• Provided entries:

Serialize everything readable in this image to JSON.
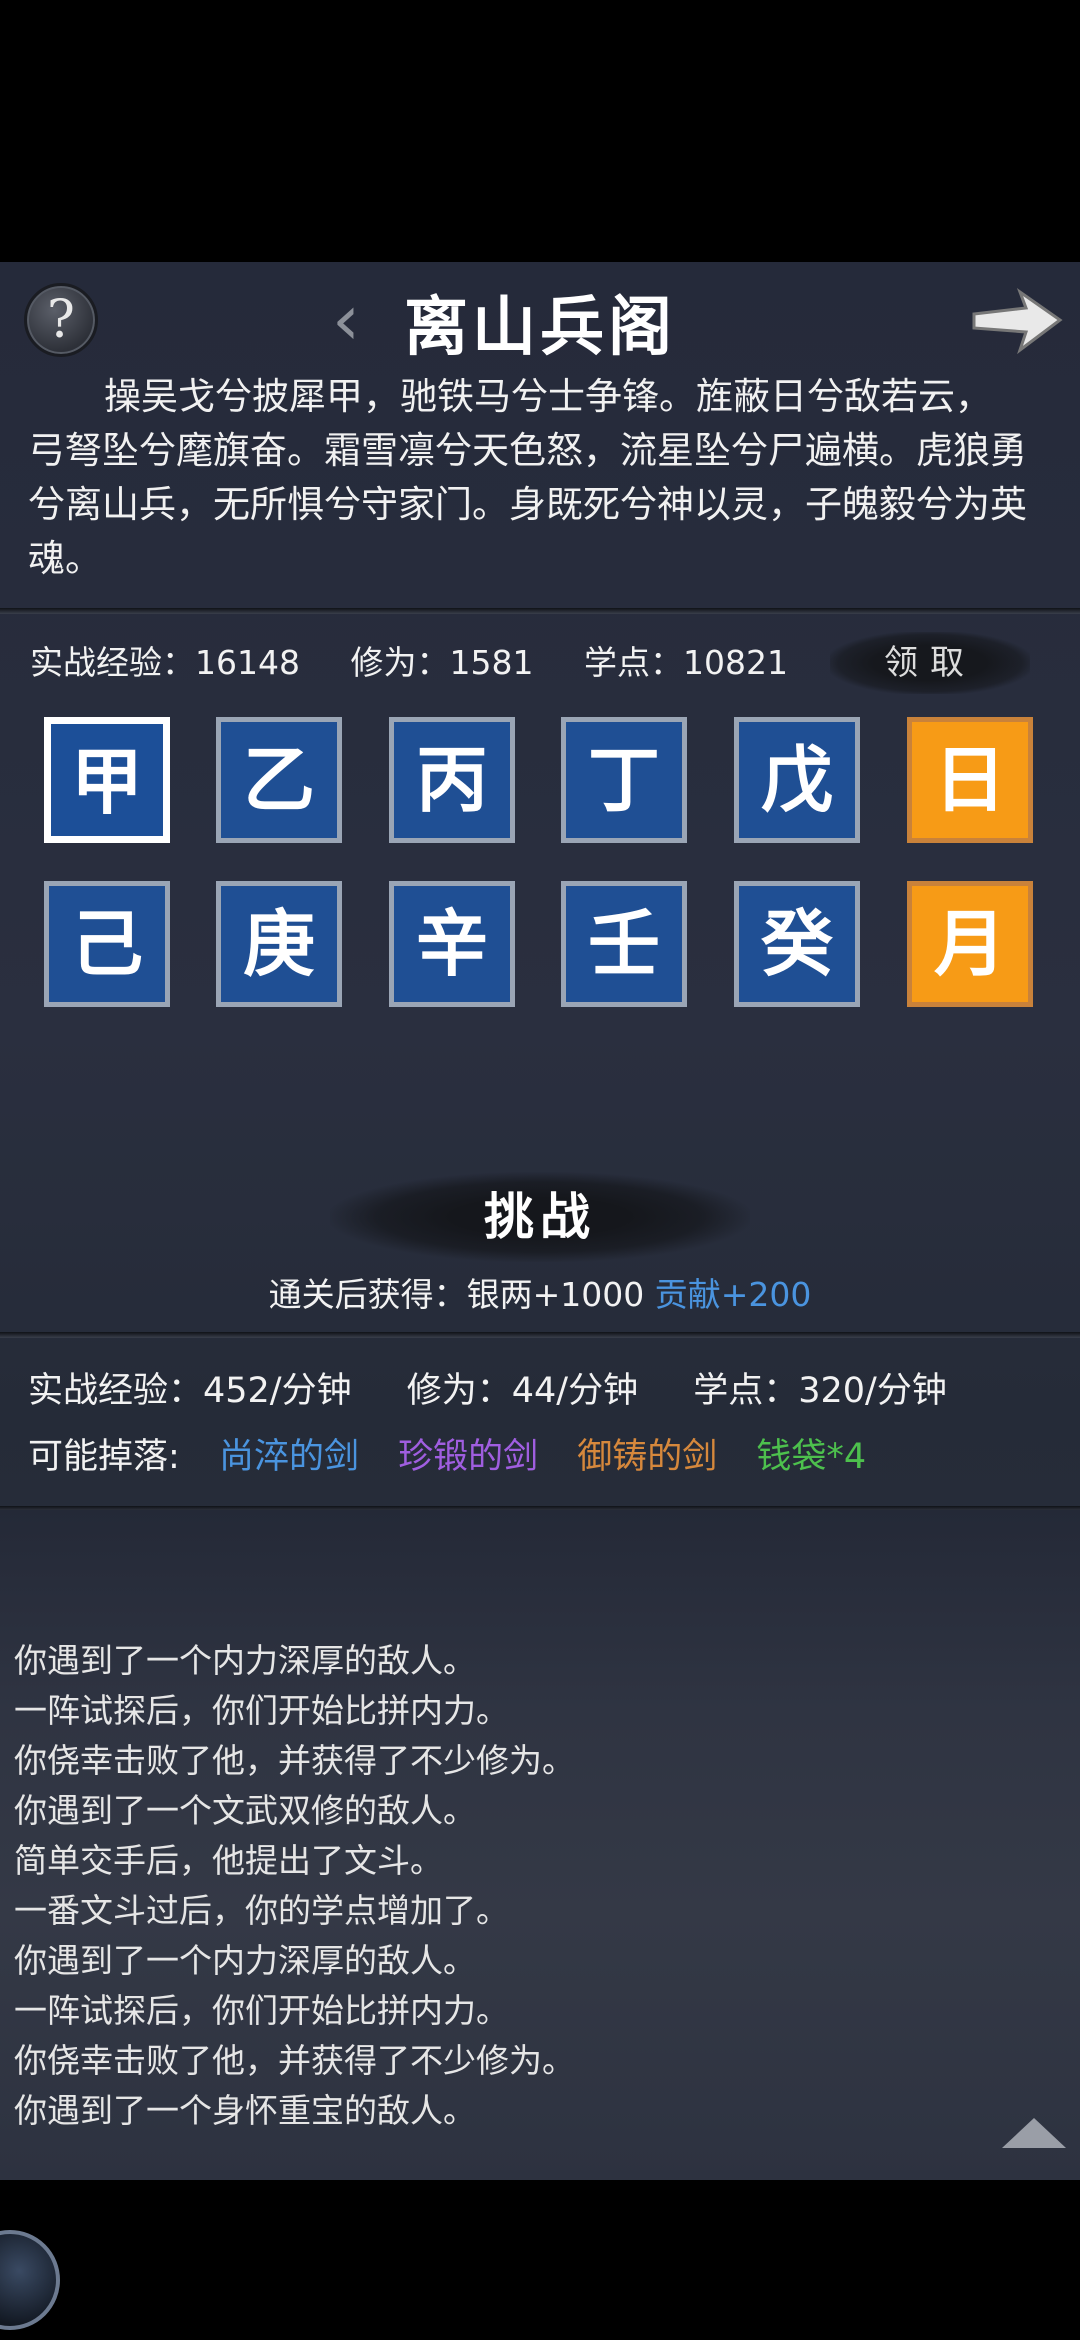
{
  "header": {
    "help_icon": "question-mark",
    "help_glyph": "?",
    "prev_glyph": "‹",
    "title": "离山兵阁",
    "next_icon": "right-arrow"
  },
  "description": "操吴戈兮披犀甲，驰铁马兮士争锋。旌蔽日兮敌若云，弓弩坠兮麾旗奋。霜雪凛兮天色怒，流星坠兮尸遍横。虎狼勇兮离山兵，无所惧兮守家门。身既死兮神以灵，子魄毅兮为英魂。",
  "stats": {
    "combat_exp": "实战经验：16148",
    "cultivation": "修为：1581",
    "study_points": "学点：10821",
    "claim_label": "领取"
  },
  "stages": {
    "row1": [
      "甲",
      "乙",
      "丙",
      "丁",
      "戊",
      "日"
    ],
    "row2": [
      "己",
      "庚",
      "辛",
      "壬",
      "癸",
      "月"
    ],
    "selected": "甲"
  },
  "challenge": {
    "label": "挑战",
    "reward_prefix": "通关后获得：银两+1000 ",
    "reward_contribution": "贡献+200"
  },
  "rates": {
    "combat_exp": "实战经验：452/分钟",
    "cultivation": "修为：44/分钟",
    "study_points": "学点：320/分钟"
  },
  "drops": {
    "label": "可能掉落:",
    "items": [
      {
        "name": "尚淬的剑",
        "color": "#4a94df"
      },
      {
        "name": "珍锻的剑",
        "color": "#a05ee0"
      },
      {
        "name": "御铸的剑",
        "color": "#d6883c"
      },
      {
        "name": "钱袋*4",
        "color": "#4dc04d"
      }
    ]
  },
  "log": [
    "你遇到了一个内力深厚的敌人。",
    "一阵试探后，你们开始比拼内力。",
    "你侥幸击败了他，并获得了不少修为。",
    "你遇到了一个文武双修的敌人。",
    "简单交手后，他提出了文斗。",
    "一番文斗过后，你的学点增加了。",
    "你遇到了一个内力深厚的敌人。",
    "一阵试探后，你们开始比拼内力。",
    "你侥幸击败了他，并获得了不少修为。",
    "你遇到了一个身怀重宝的敌人。"
  ],
  "colors": {
    "tile_blue": "#1f4f94",
    "tile_gold": "#f79b16",
    "accent_blue": "#4a94df"
  }
}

• Exercise:
From the data above, copy each line where the string "cultivation" appears.

• Answer to this exercise:
    "cultivation": "修为：1581",
    "cultivation": "修为：44/分钟",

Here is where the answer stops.